Could you repeat the records below exactly, leaving out any pictures?

════════

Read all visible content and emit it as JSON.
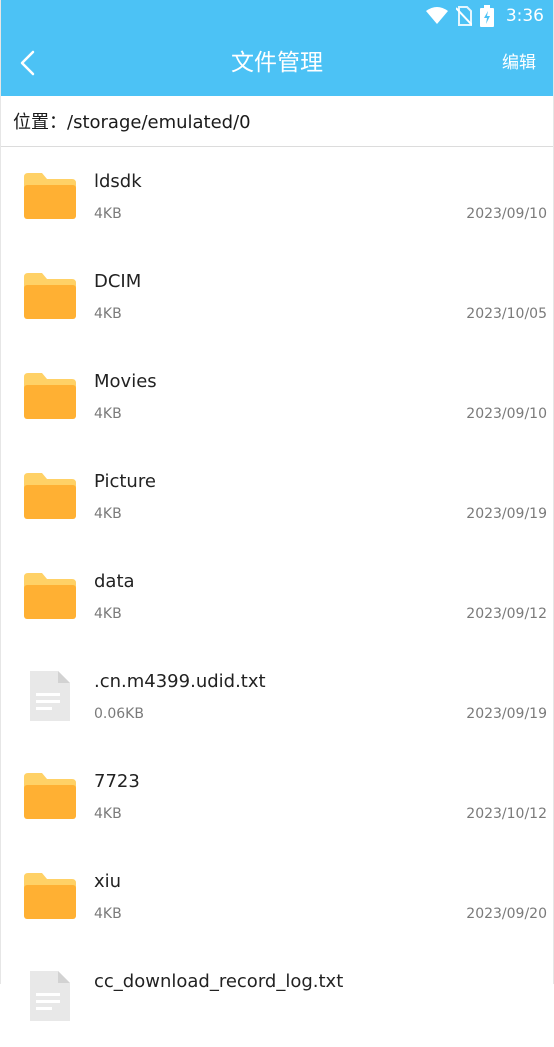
{
  "status": {
    "time": "3:36"
  },
  "header": {
    "title": "文件管理",
    "edit_label": "编辑"
  },
  "path": {
    "text": "位置：/storage/emulated/0"
  },
  "files": [
    {
      "name": "ldsdk",
      "size": "4KB",
      "date": "2023/09/10",
      "type": "folder"
    },
    {
      "name": "DCIM",
      "size": "4KB",
      "date": "2023/10/05",
      "type": "folder"
    },
    {
      "name": "Movies",
      "size": "4KB",
      "date": "2023/09/10",
      "type": "folder"
    },
    {
      "name": "Picture",
      "size": "4KB",
      "date": "2023/09/19",
      "type": "folder"
    },
    {
      "name": "data",
      "size": "4KB",
      "date": "2023/09/12",
      "type": "folder"
    },
    {
      "name": ".cn.m4399.udid.txt",
      "size": "0.06KB",
      "date": "2023/09/19",
      "type": "file"
    },
    {
      "name": "7723",
      "size": "4KB",
      "date": "2023/10/12",
      "type": "folder"
    },
    {
      "name": "xiu",
      "size": "4KB",
      "date": "2023/09/20",
      "type": "folder"
    },
    {
      "name": "cc_download_record_log.txt",
      "size": "",
      "date": "",
      "type": "file"
    }
  ],
  "colors": {
    "accent": "#4cc2f5",
    "folder": "#ffb033",
    "folder_tab": "#ffd166",
    "file": "#e8e8e8"
  }
}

════════

FINAL ANSWER -
Read all visible content and emit it as JSON.
{
  "status": {
    "time": "3:36"
  },
  "header": {
    "title": "文件管理",
    "edit_label": "编辑"
  },
  "path": {
    "text": "位置：/storage/emulated/0"
  },
  "files": [
    {
      "name": "ldsdk",
      "size": "4KB",
      "date": "2023/09/10",
      "type": "folder"
    },
    {
      "name": "DCIM",
      "size": "4KB",
      "date": "2023/10/05",
      "type": "folder"
    },
    {
      "name": "Movies",
      "size": "4KB",
      "date": "2023/09/10",
      "type": "folder"
    },
    {
      "name": "Picture",
      "size": "4KB",
      "date": "2023/09/19",
      "type": "folder"
    },
    {
      "name": "data",
      "size": "4KB",
      "date": "2023/09/12",
      "type": "folder"
    },
    {
      "name": ".cn.m4399.udid.txt",
      "size": "0.06KB",
      "date": "2023/09/19",
      "type": "file"
    },
    {
      "name": "7723",
      "size": "4KB",
      "date": "2023/10/12",
      "type": "folder"
    },
    {
      "name": "xiu",
      "size": "4KB",
      "date": "2023/09/20",
      "type": "folder"
    },
    {
      "name": "cc_download_record_log.txt",
      "size": "",
      "date": "",
      "type": "file"
    }
  ],
  "colors": {
    "accent": "#4cc2f5",
    "folder": "#ffb033",
    "folder_tab": "#ffd166",
    "file": "#e8e8e8"
  }
}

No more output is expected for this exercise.